--- Begin ---

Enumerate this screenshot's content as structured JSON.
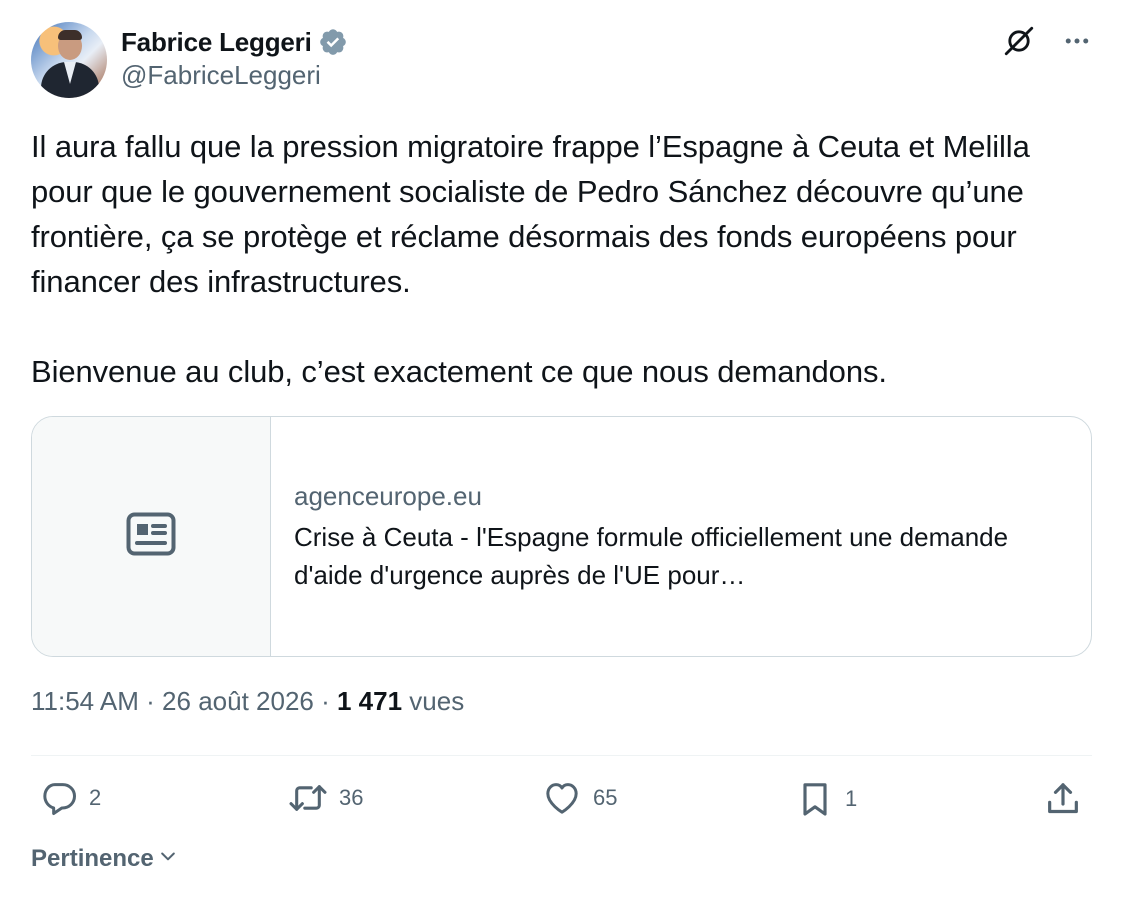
{
  "author": {
    "display_name": "Fabrice Leggeri",
    "handle": "@FabriceLeggeri",
    "verified_icon": "verified-badge-icon",
    "badge_color": "#829aab"
  },
  "top_icons": [
    "grok-icon",
    "more-icon"
  ],
  "tweet": {
    "text": "Il aura fallu que la pression migratoire frappe l’Espagne à Ceuta et Melilla pour que le gouvernement socialiste de Pedro Sánchez découvre qu’une frontière, ça se protège et réclame désormais des fonds européens pour financer des infrastructures.\n\nBienvenue au club, c’est exactement ce que nous demandons."
  },
  "link_card": {
    "domain": "agenceurope.eu",
    "title": "Crise à Ceuta - l'Espagne formule officiellement une demande d'aide d'urgence auprès de l'UE pour…",
    "thumbnail_icon": "article-icon"
  },
  "meta": {
    "time": "11:54 AM",
    "sep1": " · ",
    "date": "26 août 2026",
    "sep2": " · ",
    "views_count": "1 471",
    "views_label": " vues"
  },
  "actions": {
    "replies": "2",
    "reposts": "36",
    "likes": "65",
    "bookmarks": "1"
  },
  "sort": {
    "label": "Pertinence"
  },
  "colors": {
    "text": "#0f1419",
    "secondary": "#536471",
    "border": "#cfd9de"
  }
}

--- End ---

OBJECTIVE: Among the lines above, how many contain the string "Ceuta"? State the number alone.

SOLUTION TO THIS TASK: 2